[Extracted data start]

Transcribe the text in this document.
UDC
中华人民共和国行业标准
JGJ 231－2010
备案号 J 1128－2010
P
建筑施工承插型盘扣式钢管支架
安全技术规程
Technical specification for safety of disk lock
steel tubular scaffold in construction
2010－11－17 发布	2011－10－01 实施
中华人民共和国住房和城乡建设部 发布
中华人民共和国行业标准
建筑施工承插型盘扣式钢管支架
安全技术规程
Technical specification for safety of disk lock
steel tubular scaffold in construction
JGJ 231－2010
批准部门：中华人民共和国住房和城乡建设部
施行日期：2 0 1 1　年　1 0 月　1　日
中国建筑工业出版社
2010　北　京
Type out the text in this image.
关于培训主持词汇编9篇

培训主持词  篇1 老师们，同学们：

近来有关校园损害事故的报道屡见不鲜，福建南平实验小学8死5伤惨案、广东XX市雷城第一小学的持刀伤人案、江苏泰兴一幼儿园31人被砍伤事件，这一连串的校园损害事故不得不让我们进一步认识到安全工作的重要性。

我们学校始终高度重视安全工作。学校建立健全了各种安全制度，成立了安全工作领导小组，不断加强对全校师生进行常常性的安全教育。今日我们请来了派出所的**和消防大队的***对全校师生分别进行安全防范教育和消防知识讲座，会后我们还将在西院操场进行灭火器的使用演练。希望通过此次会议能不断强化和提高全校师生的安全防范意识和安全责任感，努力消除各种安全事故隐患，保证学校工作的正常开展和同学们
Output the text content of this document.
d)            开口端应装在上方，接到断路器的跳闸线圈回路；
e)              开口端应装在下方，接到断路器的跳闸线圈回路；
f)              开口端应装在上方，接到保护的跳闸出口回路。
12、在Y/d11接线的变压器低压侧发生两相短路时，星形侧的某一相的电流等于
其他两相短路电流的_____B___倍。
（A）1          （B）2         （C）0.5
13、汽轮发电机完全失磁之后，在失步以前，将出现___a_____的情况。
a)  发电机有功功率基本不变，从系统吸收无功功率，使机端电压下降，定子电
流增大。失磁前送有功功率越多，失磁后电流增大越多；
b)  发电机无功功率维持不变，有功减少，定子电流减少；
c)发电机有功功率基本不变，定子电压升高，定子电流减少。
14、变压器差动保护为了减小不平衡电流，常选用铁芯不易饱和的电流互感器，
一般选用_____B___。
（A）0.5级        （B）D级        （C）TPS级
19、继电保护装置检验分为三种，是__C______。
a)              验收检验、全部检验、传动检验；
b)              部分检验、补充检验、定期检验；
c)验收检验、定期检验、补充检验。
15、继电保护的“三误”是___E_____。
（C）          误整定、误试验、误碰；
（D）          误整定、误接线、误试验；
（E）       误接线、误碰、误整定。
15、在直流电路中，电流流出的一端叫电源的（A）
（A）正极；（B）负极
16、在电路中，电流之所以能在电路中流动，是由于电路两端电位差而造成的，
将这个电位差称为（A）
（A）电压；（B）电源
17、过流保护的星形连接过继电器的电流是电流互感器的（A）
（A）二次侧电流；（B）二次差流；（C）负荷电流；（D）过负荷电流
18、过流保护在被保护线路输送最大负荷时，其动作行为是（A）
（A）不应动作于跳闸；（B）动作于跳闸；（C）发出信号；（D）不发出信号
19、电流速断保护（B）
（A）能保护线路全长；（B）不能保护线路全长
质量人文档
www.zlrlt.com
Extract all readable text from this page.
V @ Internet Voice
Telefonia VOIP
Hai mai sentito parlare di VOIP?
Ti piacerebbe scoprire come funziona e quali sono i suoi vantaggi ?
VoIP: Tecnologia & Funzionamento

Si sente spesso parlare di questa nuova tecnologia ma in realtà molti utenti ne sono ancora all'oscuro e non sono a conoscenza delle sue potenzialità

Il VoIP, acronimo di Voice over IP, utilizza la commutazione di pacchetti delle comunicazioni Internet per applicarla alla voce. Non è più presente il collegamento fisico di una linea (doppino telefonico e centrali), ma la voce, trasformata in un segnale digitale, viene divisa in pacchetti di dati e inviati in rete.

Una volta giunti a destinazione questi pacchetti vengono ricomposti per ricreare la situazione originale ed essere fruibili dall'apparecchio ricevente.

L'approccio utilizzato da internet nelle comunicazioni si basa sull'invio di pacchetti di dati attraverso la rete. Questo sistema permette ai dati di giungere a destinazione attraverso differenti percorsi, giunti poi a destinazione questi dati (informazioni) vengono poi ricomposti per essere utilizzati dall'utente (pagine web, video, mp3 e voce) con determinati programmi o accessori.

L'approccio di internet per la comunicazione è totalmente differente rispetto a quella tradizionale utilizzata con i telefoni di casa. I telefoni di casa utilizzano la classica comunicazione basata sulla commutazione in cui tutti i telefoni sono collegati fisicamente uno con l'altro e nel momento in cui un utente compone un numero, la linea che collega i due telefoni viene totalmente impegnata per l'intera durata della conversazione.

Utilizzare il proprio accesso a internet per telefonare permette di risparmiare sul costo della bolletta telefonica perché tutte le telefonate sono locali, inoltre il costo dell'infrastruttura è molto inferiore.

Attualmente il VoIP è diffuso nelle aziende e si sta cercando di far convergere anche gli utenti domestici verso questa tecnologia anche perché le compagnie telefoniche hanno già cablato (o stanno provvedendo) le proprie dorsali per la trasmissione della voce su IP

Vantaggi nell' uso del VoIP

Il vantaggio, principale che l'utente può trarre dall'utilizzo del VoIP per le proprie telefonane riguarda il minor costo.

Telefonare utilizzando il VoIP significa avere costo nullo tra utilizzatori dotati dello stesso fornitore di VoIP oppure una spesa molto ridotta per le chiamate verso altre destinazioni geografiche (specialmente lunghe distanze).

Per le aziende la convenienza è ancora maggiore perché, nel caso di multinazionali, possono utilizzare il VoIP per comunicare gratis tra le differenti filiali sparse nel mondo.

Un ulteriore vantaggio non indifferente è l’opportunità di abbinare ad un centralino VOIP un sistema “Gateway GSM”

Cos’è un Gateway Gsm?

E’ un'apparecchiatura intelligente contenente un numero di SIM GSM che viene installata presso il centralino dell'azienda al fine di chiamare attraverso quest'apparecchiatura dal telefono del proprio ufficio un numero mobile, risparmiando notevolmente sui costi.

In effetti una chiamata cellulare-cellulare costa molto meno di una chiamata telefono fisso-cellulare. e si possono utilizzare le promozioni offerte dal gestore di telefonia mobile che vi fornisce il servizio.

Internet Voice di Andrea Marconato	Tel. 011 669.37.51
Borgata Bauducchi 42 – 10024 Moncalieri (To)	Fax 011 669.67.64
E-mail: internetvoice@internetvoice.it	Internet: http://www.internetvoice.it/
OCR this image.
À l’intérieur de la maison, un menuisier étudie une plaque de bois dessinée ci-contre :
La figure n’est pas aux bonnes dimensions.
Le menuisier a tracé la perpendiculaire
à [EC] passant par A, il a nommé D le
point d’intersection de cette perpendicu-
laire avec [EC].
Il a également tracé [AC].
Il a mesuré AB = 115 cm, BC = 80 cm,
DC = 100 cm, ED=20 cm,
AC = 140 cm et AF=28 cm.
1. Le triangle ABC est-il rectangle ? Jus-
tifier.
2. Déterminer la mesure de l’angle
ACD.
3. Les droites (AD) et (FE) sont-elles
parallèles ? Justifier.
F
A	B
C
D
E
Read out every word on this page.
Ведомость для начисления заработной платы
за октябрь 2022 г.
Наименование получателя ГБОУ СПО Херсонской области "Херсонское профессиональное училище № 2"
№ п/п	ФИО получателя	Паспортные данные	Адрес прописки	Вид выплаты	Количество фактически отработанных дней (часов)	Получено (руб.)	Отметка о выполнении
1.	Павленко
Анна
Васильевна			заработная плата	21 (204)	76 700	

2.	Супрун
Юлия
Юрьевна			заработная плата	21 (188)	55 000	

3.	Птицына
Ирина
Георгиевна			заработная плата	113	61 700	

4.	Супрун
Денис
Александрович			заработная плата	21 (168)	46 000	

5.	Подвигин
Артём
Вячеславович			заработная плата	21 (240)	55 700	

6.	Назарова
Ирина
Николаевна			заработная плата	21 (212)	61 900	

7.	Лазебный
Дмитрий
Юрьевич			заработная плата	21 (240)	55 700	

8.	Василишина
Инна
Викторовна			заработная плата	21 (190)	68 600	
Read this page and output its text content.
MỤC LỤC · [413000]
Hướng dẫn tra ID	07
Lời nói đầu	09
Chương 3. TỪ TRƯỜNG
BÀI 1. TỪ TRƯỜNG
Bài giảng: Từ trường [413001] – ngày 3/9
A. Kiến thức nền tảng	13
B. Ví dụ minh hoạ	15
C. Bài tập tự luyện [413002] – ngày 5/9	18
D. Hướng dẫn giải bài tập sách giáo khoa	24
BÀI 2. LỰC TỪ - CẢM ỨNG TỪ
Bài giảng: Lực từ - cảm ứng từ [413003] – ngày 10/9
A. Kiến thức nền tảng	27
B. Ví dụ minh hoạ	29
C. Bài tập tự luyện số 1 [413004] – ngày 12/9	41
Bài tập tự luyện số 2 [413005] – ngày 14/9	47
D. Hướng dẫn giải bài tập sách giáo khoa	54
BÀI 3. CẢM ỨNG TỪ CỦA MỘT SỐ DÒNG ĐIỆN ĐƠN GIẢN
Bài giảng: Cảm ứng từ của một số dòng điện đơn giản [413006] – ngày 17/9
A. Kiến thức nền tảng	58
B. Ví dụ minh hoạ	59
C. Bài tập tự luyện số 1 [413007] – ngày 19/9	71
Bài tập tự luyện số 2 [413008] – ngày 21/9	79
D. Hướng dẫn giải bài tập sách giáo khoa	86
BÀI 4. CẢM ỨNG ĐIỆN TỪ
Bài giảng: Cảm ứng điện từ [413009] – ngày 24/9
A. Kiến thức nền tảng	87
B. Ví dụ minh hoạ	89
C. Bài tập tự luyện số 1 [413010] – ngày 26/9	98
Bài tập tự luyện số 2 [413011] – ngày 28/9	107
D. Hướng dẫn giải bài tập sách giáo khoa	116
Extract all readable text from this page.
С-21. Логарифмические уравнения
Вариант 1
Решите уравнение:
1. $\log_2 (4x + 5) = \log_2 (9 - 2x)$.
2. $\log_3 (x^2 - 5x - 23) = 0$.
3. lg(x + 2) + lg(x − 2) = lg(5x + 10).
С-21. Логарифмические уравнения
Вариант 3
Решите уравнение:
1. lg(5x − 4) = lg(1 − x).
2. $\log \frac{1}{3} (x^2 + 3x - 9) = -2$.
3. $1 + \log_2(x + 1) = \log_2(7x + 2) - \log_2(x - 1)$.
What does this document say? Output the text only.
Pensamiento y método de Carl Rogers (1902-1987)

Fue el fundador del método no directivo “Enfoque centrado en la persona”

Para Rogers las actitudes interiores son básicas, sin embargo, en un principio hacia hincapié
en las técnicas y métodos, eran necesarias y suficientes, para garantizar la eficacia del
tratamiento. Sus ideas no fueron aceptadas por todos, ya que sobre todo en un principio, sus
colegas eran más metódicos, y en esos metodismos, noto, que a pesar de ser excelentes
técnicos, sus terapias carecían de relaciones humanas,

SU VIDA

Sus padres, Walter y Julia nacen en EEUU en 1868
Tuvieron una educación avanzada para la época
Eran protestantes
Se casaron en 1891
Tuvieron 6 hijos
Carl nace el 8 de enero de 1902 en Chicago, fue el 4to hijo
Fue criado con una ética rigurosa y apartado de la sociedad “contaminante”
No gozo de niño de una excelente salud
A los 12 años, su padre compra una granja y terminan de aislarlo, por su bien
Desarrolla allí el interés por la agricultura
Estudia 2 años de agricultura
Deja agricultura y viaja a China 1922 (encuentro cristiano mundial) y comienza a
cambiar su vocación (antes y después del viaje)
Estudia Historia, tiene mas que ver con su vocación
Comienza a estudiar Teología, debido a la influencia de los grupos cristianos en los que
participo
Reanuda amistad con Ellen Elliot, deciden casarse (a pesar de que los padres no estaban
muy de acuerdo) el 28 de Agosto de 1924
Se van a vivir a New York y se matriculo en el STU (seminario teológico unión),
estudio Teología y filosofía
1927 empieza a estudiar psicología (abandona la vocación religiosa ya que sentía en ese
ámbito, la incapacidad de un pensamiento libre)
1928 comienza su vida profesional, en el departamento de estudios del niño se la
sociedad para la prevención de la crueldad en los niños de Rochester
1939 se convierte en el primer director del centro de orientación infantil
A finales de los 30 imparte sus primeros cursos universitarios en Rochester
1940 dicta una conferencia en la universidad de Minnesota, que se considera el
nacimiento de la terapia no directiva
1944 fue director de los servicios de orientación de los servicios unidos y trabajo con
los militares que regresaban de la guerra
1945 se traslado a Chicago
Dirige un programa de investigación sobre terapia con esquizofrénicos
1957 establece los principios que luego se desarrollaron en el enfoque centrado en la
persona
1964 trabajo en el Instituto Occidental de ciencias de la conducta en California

[Extracted data end]

Identify each line in the records above containing the word "pesar"; copy those lines.

▶ [Response to the exercise]
colegas eran más metódicos, y en esos metodismos, noto, que a pesar de ser excelentes
Reanuda amistad con Ellen Elliot, deciden casarse (a pesar de que los padres no estaban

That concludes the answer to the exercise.